--- START OF Exercise material ---

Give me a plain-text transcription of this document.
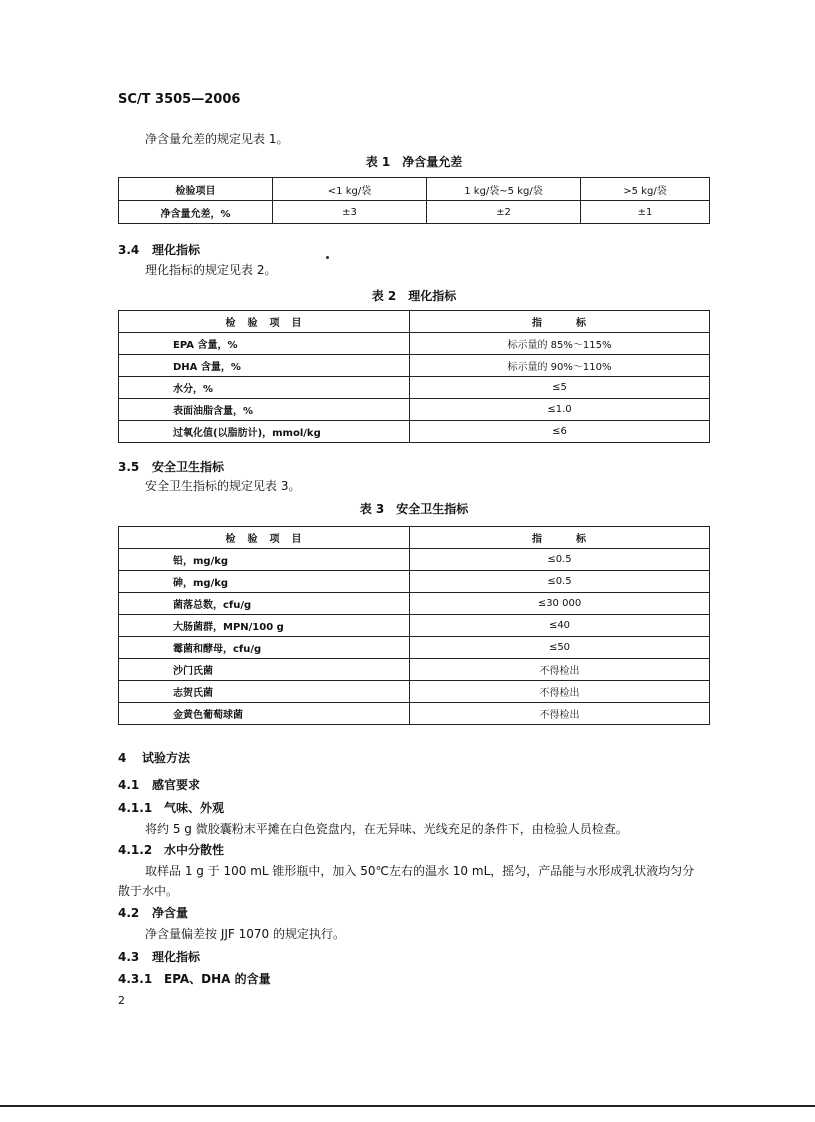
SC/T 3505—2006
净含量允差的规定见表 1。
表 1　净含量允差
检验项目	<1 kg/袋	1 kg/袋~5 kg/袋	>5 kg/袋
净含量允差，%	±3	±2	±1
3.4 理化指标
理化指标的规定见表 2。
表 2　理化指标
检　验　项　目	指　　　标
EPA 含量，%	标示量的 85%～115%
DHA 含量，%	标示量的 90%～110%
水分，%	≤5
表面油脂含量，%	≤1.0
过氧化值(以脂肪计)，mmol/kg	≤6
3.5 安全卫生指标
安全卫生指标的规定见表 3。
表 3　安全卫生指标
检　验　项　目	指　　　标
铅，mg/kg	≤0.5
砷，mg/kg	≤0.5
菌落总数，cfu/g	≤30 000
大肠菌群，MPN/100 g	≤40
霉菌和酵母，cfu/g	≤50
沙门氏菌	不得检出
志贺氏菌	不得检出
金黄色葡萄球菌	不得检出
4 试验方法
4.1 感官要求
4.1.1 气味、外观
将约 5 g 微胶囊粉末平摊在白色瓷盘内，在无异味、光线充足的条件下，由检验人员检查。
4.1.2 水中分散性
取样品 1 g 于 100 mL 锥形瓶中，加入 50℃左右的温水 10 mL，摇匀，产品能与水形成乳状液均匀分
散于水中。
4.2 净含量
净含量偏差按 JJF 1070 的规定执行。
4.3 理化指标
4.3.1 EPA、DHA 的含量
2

--- END OF Exercise material ---

Exclude the pictures and transcribe all of the entries exactly.

▸ Task result
Give me a plain-text transcription of this document.
SC/T 3505—2006
净含量允差的规定见表 1。
表 1　净含量允差
检验项目	<1 kg/袋	1 kg/袋~5 kg/袋	>5 kg/袋
净含量允差，%	±3	±2	±1
3.4 理化指标
理化指标的规定见表 2。
表 2　理化指标
检　验　项　目	指　　　标
EPA 含量，%	标示量的 85%～115%
DHA 含量，%	标示量的 90%～110%
水分，%	≤5
表面油脂含量，%	≤1.0
过氧化值(以脂肪计)，mmol/kg	≤6
3.5 安全卫生指标
安全卫生指标的规定见表 3。
表 3　安全卫生指标
检　验　项　目	指　　　标
铅，mg/kg	≤0.5
砷，mg/kg	≤0.5
菌落总数，cfu/g	≤30 000
大肠菌群，MPN/100 g	≤40
霉菌和酵母，cfu/g	≤50
沙门氏菌	不得检出
志贺氏菌	不得检出
金黄色葡萄球菌	不得检出
4 试验方法
4.1 感官要求
4.1.1 气味、外观
将约 5 g 微胶囊粉末平摊在白色瓷盘内，在无异味、光线充足的条件下，由检验人员检查。
4.1.2 水中分散性
取样品 1 g 于 100 mL 锥形瓶中，加入 50℃左右的温水 10 mL，摇匀，产品能与水形成乳状液均匀分
散于水中。
4.2 净含量
净含量偏差按 JJF 1070 的规定执行。
4.3 理化指标
4.3.1 EPA、DHA 的含量
2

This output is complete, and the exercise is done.